#### What the task requires:
Return each line of the records with nothing changed, pictures excepted.

----

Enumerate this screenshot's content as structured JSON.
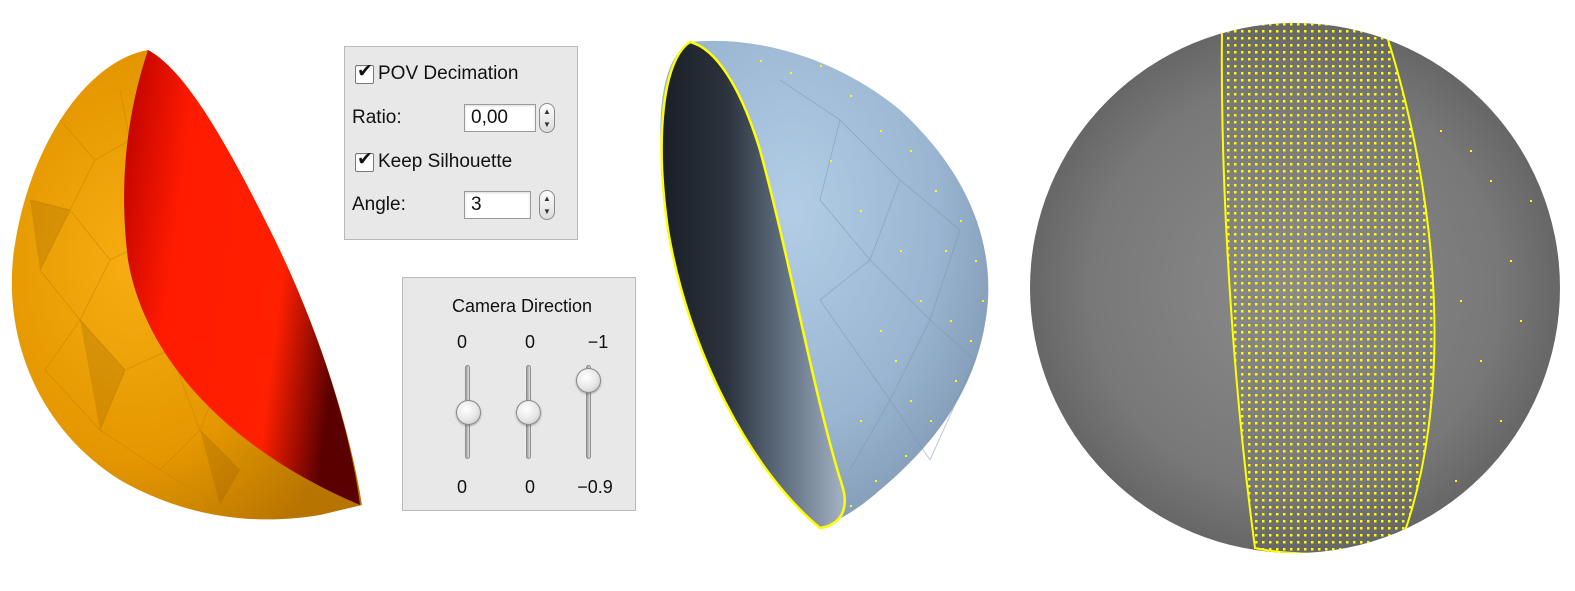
{
  "decimation_panel": {
    "pov_decimation_label": "POV Decimation",
    "ratio_label": "Ratio:",
    "ratio_value": "0,00",
    "keep_silhouette_label": "Keep Silhouette",
    "angle_label": "Angle:",
    "angle_value": "3"
  },
  "camera_panel": {
    "title": "Camera Direction",
    "top_values": [
      "0",
      "0",
      "−1"
    ],
    "bottom_values": [
      "0",
      "0",
      "−0.9"
    ],
    "slider_levels": [
      0.5,
      0.5,
      0.17
    ]
  },
  "colors": {
    "mesh_orange": "#f5a300",
    "mesh_red": "#ff1a00",
    "mesh_blue": "#9ab6d3",
    "silhouette_yellow": "#ffff00",
    "sphere_gray": "#808080"
  }
}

----

#### Answer to this problem:
Enumerate this screenshot's content as structured JSON.
{
  "decimation_panel": {
    "pov_decimation_label": "POV Decimation",
    "ratio_label": "Ratio:",
    "ratio_value": "0,00",
    "keep_silhouette_label": "Keep Silhouette",
    "angle_label": "Angle:",
    "angle_value": "3"
  },
  "camera_panel": {
    "title": "Camera Direction",
    "top_values": [
      "0",
      "0",
      "−1"
    ],
    "bottom_values": [
      "0",
      "0",
      "−0.9"
    ],
    "slider_levels": [
      0.5,
      0.5,
      0.17
    ]
  },
  "colors": {
    "mesh_orange": "#f5a300",
    "mesh_red": "#ff1a00",
    "mesh_blue": "#9ab6d3",
    "silhouette_yellow": "#ffff00",
    "sphere_gray": "#808080"
  }
}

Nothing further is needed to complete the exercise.